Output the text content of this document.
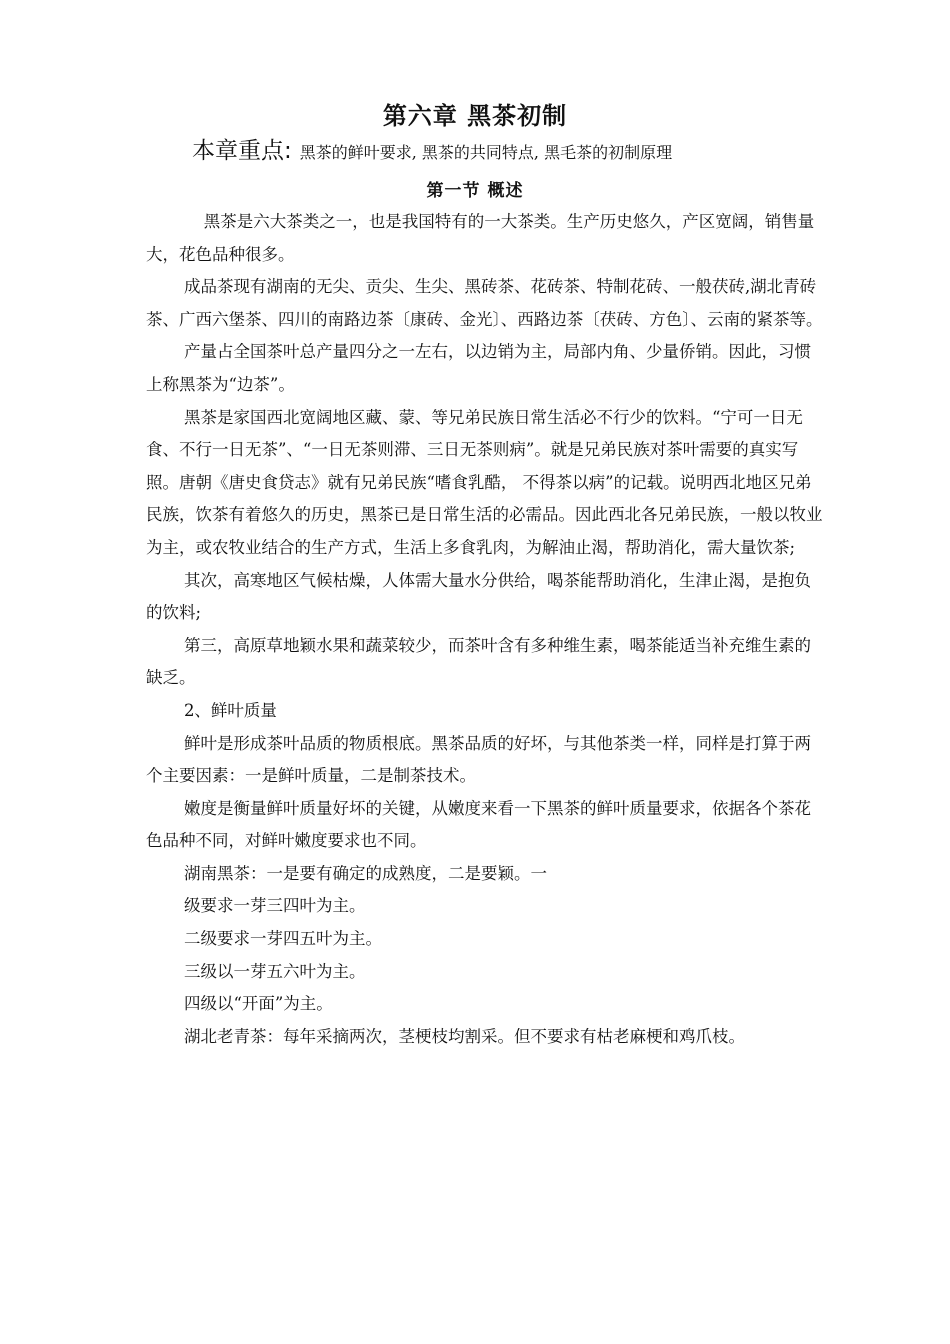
第六章 黑茶初制
本章重点: 黑茶的鲜叶要求, 黑茶的共同特点, 黑毛茶的初制原理
第一节 概述

黑茶是六大茶类之一，也是我国特有的一大茶类。生产历史悠久，产区宽阔，销售量大，花色品种很多。

成品茶现有湖南的无尖、贡尖、生尖、黑砖茶、花砖茶、特制花砖、一般茯砖,湖北青砖茶、广西六堡茶、四川的南路边茶〔康砖、金光〕、西路边茶〔茯砖、方色〕、云南的紧茶等。

产量占全国茶叶总产量四分之一左右，以边销为主，局部内角、少量侨销。因此，习惯上称黑茶为“边茶”。

黑茶是家国西北宽阔地区藏、蒙、等兄弟民族日常生活必不行少的饮料。“宁可一日无食、不行一日无茶”、“一日无茶则滞、三日无茶则病”。就是兄弟民族对茶叶需要的真实写照。唐朝《唐史食贷志》就有兄弟民族“嗜食乳酷， 不得茶以病”的记载。说明西北地区兄弟民族，饮茶有着悠久的历史，黑茶已是日常生活的必需品。因此西北各兄弟民族，一般以牧业为主，或农牧业结合的生产方式，生活上多食乳肉，为解油止渴，帮助消化，需大量饮茶;

其次，高寒地区气候枯燥，人体需大量水分供给，喝茶能帮助消化，生津止渴，是抱负的饮料;

第三，高原草地颖水果和蔬菜较少，而茶叶含有多种维生素，喝茶能适当补充维生素的缺乏。

2、鲜叶质量

鲜叶是形成茶叶品质的物质根底。黑茶品质的好坏，与其他茶类一样，同样是打算于两个主要因素：一是鲜叶质量，二是制茶技术。

嫩度是衡量鲜叶质量好坏的关键，从嫩度来看一下黑茶的鲜叶质量要求，依据各个茶花色品种不同，对鲜叶嫩度要求也不同。

湖南黑茶：一是要有确定的成熟度，二是要颖。一

级要求一芽三四叶为主。

二级要求一芽四五叶为主。

三级以一芽五六叶为主。

四级以“开面”为主。

湖北老青茶：每年采摘两次，茎梗枝均割采。但不要求有枯老麻梗和鸡爪枝。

### What needs to be done
Restate each of the entries above word for word and skip every image.

### Result for this task
Output the text content of this document.
第六章 黑茶初制
本章重点: 黑茶的鲜叶要求, 黑茶的共同特点, 黑毛茶的初制原理
第一节 概述

黑茶是六大茶类之一，也是我国特有的一大茶类。生产历史悠久，产区宽阔，销售量大，花色品种很多。

成品茶现有湖南的无尖、贡尖、生尖、黑砖茶、花砖茶、特制花砖、一般茯砖,湖北青砖茶、广西六堡茶、四川的南路边茶〔康砖、金光〕、西路边茶〔茯砖、方色〕、云南的紧茶等。

产量占全国茶叶总产量四分之一左右，以边销为主，局部内角、少量侨销。因此，习惯上称黑茶为“边茶”。

黑茶是家国西北宽阔地区藏、蒙、等兄弟民族日常生活必不行少的饮料。“宁可一日无食、不行一日无茶”、“一日无茶则滞、三日无茶则病”。就是兄弟民族对茶叶需要的真实写照。唐朝《唐史食贷志》就有兄弟民族“嗜食乳酷， 不得茶以病”的记载。说明西北地区兄弟民族，饮茶有着悠久的历史，黑茶已是日常生活的必需品。因此西北各兄弟民族，一般以牧业为主，或农牧业结合的生产方式，生活上多食乳肉，为解油止渴，帮助消化，需大量饮茶;

其次，高寒地区气候枯燥，人体需大量水分供给，喝茶能帮助消化，生津止渴，是抱负的饮料;

第三，高原草地颖水果和蔬菜较少，而茶叶含有多种维生素，喝茶能适当补充维生素的缺乏。

2、鲜叶质量

鲜叶是形成茶叶品质的物质根底。黑茶品质的好坏，与其他茶类一样，同样是打算于两个主要因素：一是鲜叶质量，二是制茶技术。

嫩度是衡量鲜叶质量好坏的关键，从嫩度来看一下黑茶的鲜叶质量要求，依据各个茶花色品种不同，对鲜叶嫩度要求也不同。

湖南黑茶：一是要有确定的成熟度，二是要颖。一

级要求一芽三四叶为主。

二级要求一芽四五叶为主。

三级以一芽五六叶为主。

四级以“开面”为主。

湖北老青茶：每年采摘两次，茎梗枝均割采。但不要求有枯老麻梗和鸡爪枝。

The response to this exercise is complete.